> [What this task involves]
In how many lines of the data does the word "الجرح" appear? Give the number by itself.

[Begin Raw data]

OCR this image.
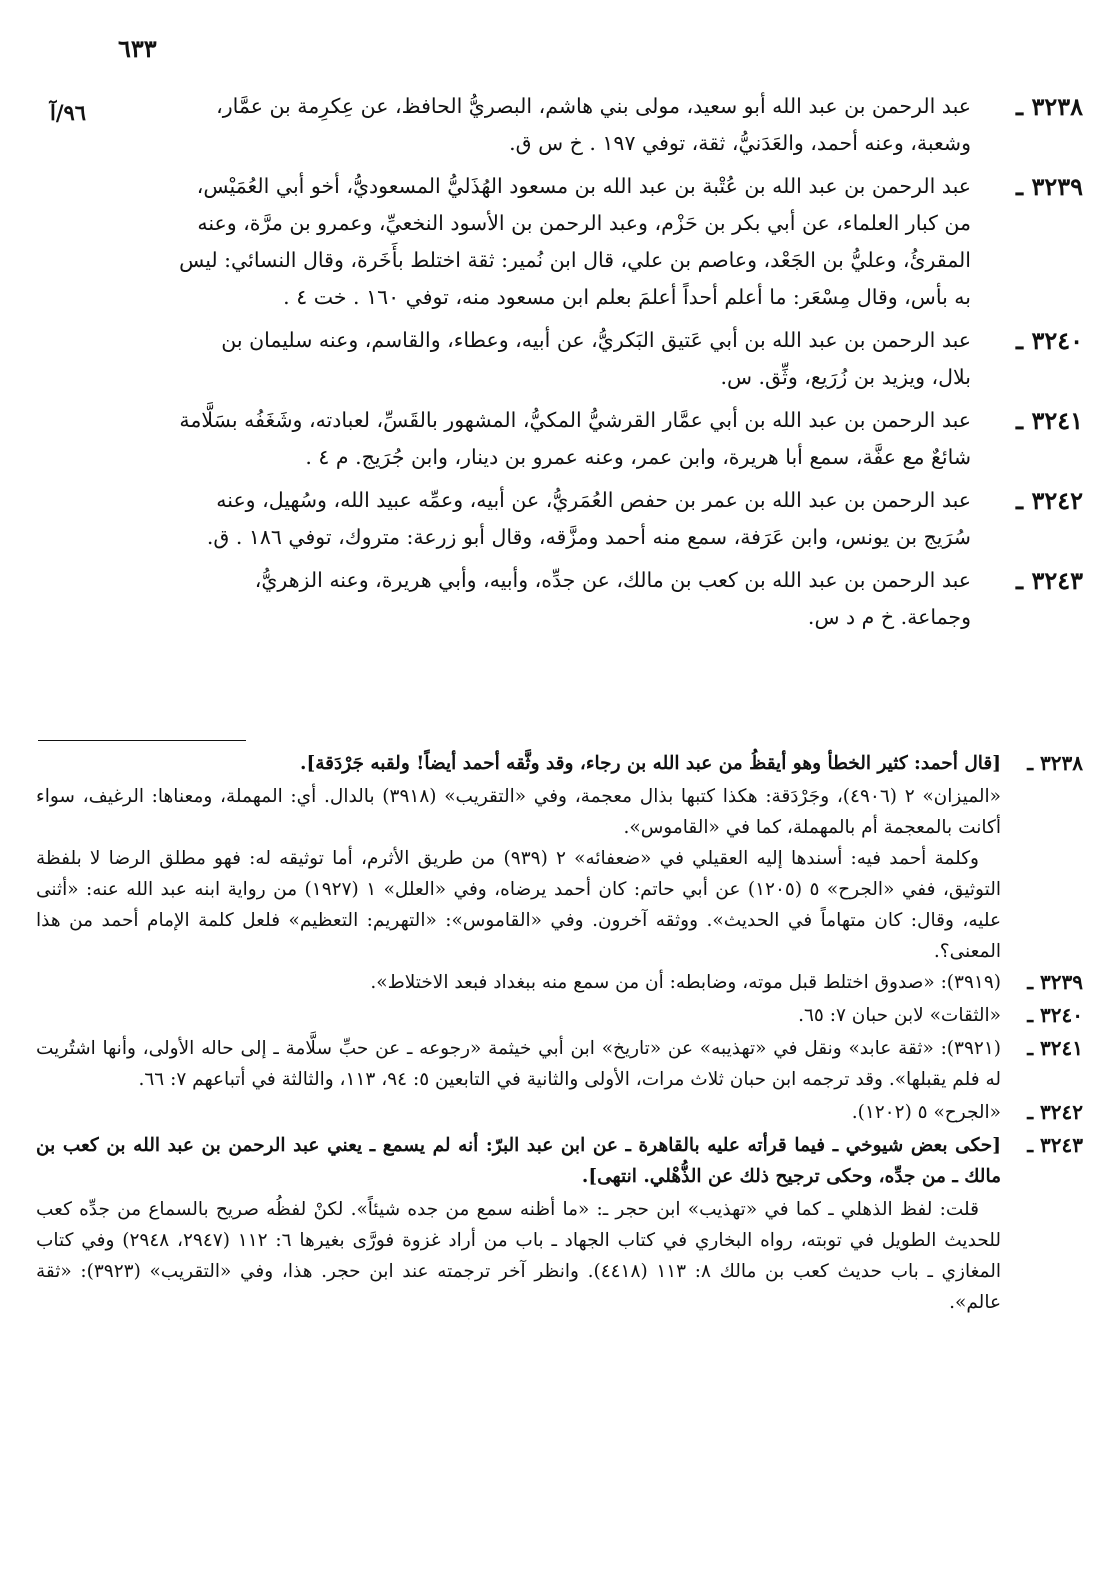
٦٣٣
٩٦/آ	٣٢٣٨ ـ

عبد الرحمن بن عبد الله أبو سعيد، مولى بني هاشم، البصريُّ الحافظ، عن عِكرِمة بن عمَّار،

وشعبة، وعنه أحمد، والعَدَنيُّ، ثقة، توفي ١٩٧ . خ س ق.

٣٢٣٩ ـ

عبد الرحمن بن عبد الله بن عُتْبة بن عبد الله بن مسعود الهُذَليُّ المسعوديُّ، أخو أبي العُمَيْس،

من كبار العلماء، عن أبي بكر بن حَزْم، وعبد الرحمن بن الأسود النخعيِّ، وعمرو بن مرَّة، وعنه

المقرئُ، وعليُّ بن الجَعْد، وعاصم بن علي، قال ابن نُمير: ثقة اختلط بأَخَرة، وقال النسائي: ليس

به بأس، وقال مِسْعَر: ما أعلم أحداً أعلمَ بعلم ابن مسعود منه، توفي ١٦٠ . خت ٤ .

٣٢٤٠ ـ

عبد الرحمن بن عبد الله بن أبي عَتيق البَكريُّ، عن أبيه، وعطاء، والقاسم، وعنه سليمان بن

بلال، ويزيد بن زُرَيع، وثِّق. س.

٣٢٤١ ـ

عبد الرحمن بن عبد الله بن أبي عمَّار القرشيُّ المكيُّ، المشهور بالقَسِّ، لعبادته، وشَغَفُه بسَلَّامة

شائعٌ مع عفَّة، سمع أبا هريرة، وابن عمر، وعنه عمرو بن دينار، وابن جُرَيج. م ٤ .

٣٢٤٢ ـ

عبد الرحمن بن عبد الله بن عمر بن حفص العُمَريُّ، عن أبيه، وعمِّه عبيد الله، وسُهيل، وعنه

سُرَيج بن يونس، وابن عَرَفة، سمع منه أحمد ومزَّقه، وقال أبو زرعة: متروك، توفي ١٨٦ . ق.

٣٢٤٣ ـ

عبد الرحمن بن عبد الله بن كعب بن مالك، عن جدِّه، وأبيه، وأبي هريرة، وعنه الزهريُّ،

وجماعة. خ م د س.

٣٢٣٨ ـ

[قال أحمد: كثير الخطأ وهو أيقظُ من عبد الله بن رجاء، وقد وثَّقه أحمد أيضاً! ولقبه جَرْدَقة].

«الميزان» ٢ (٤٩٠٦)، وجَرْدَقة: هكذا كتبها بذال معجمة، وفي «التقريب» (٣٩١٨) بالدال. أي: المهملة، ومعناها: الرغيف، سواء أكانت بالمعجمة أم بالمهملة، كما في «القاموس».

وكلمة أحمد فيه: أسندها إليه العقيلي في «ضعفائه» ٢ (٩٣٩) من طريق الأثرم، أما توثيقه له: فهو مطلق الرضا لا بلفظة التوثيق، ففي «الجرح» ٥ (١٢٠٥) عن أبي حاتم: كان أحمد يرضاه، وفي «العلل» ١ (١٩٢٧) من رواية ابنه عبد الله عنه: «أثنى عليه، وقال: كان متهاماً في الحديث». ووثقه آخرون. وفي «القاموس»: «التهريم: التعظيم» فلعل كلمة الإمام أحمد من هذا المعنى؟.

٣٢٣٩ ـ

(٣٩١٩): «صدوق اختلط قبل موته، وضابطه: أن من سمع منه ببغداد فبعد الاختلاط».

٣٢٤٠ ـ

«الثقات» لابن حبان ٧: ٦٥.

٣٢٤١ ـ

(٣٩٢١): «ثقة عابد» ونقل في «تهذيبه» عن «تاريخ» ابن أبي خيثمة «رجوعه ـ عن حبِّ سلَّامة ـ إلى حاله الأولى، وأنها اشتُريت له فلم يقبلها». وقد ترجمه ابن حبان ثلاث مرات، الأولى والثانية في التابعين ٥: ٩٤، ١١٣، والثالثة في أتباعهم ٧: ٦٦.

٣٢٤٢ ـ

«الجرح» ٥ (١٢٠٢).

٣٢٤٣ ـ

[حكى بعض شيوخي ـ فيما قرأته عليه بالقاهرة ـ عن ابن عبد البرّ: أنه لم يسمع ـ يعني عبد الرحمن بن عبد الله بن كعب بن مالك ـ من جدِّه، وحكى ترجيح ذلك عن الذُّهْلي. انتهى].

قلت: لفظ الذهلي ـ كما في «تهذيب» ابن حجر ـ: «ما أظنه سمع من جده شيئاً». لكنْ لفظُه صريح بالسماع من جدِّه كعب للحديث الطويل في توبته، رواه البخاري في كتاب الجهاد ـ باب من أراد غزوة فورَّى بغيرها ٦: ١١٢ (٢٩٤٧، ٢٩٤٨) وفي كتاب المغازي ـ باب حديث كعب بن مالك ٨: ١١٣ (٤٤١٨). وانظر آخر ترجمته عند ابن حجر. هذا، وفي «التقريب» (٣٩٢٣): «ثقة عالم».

[End Raw data]

> [Output below]
2